(The exercise) Give the number of lines containing "فلسطين" in this listing, with no other words.

Recorded data:
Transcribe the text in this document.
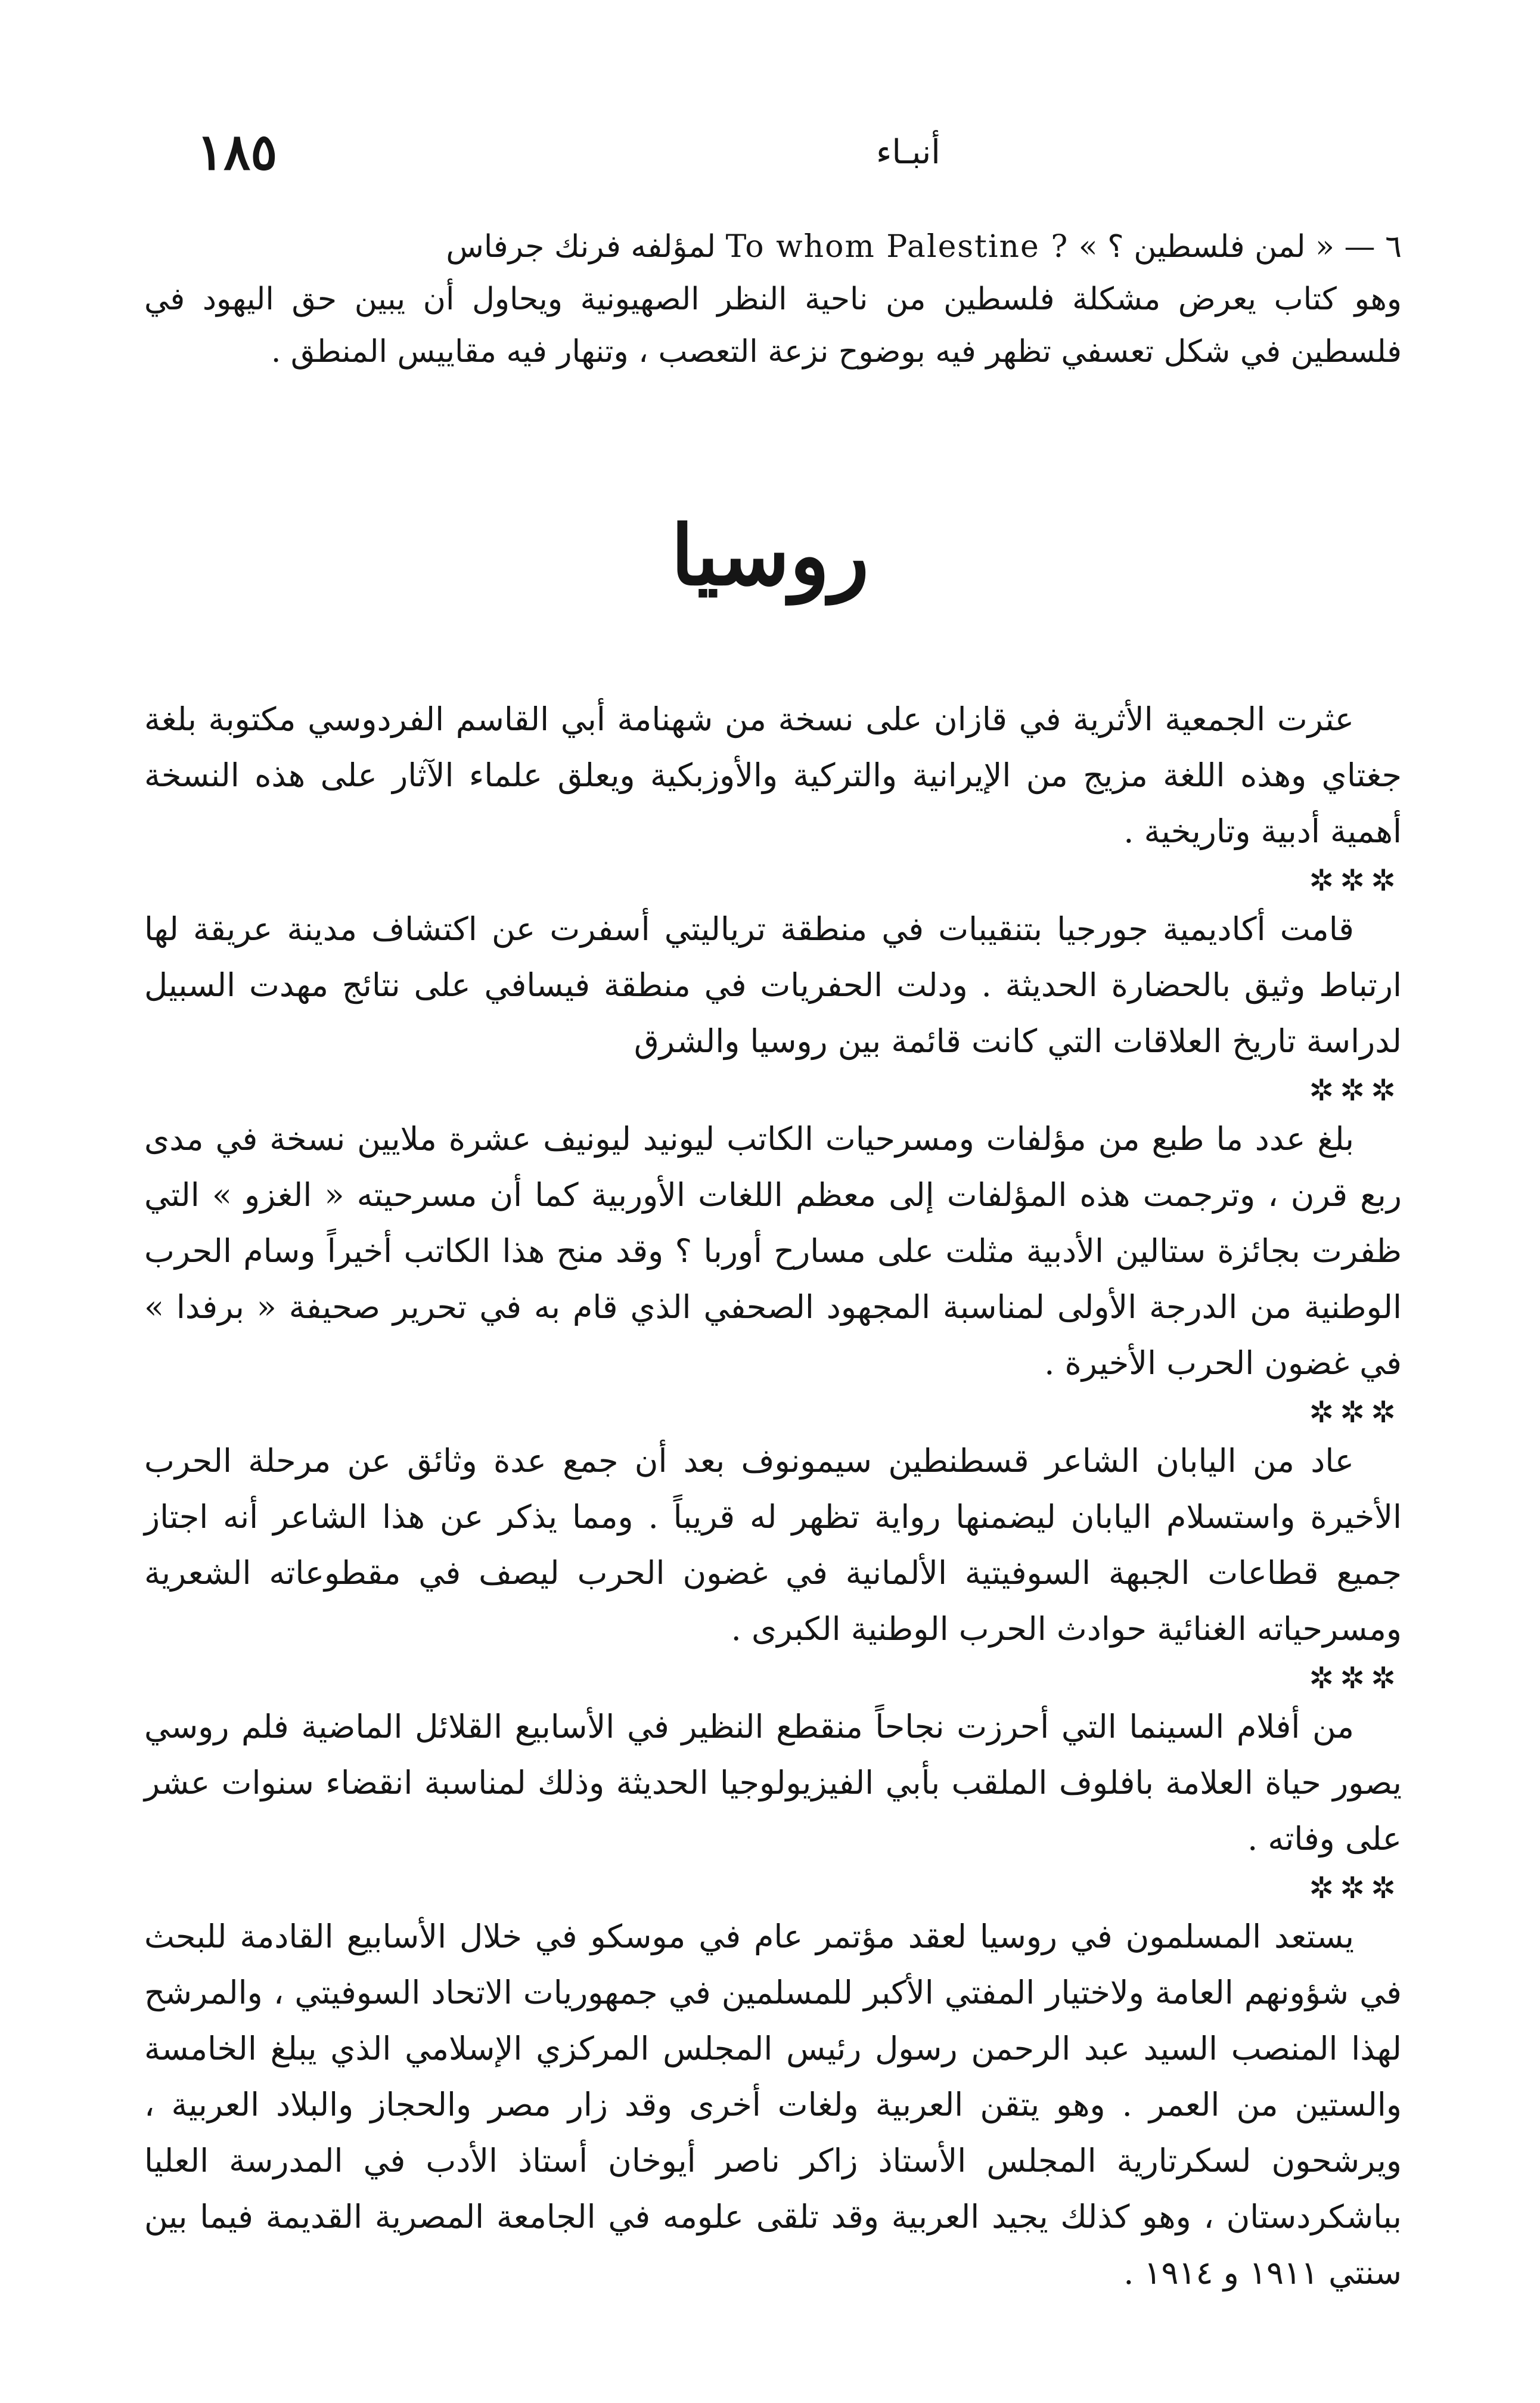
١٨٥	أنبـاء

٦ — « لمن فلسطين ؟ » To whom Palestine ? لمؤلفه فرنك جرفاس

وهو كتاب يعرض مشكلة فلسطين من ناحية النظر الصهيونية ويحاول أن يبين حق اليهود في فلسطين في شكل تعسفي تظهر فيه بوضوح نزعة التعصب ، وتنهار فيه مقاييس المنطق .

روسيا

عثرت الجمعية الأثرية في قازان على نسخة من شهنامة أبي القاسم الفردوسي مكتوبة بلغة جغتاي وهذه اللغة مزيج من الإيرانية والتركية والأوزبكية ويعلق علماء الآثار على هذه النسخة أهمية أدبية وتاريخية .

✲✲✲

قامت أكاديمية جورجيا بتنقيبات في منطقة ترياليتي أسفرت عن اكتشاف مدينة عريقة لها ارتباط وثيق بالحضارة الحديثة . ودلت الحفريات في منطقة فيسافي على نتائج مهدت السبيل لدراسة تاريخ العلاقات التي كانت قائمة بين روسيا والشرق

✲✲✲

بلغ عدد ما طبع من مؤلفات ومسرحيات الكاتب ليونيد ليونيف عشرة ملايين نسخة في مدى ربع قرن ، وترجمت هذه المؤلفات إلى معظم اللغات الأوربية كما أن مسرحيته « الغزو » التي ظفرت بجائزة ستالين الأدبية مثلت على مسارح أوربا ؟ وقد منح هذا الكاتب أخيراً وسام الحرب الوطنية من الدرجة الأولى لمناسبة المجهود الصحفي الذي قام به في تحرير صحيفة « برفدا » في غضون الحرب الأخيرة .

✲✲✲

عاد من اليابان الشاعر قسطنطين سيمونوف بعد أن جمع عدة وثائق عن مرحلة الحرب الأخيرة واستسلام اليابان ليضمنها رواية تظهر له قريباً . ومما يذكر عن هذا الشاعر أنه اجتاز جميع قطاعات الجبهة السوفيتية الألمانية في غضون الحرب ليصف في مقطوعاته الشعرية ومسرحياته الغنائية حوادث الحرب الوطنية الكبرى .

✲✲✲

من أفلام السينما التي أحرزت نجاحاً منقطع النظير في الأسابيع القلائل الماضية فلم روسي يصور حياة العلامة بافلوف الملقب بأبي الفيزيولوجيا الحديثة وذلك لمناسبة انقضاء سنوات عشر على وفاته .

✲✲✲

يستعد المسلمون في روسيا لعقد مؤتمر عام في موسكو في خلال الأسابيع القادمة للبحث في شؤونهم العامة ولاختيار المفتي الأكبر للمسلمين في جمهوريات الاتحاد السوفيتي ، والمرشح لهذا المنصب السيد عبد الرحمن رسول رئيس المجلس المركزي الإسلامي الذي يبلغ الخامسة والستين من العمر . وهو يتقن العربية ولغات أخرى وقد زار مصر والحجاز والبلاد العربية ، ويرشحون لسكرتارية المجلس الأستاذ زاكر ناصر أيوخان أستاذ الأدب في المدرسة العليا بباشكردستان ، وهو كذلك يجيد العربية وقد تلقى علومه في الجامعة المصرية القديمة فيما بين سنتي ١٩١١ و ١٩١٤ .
--
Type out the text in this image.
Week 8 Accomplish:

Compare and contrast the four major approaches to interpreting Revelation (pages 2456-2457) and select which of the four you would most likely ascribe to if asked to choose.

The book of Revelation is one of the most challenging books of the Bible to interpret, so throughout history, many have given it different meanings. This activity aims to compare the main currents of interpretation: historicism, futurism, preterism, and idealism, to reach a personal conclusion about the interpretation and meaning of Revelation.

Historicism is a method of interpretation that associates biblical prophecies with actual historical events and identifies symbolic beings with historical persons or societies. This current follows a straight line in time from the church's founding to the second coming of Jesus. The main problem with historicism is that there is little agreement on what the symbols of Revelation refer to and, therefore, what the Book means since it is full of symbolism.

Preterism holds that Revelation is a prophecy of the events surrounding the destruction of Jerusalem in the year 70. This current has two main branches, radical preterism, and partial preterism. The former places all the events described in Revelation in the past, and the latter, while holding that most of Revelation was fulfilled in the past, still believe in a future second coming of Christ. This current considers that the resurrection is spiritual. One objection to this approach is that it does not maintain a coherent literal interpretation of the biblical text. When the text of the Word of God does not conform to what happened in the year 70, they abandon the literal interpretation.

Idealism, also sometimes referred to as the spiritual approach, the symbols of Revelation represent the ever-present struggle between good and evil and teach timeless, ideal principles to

(Output below) 2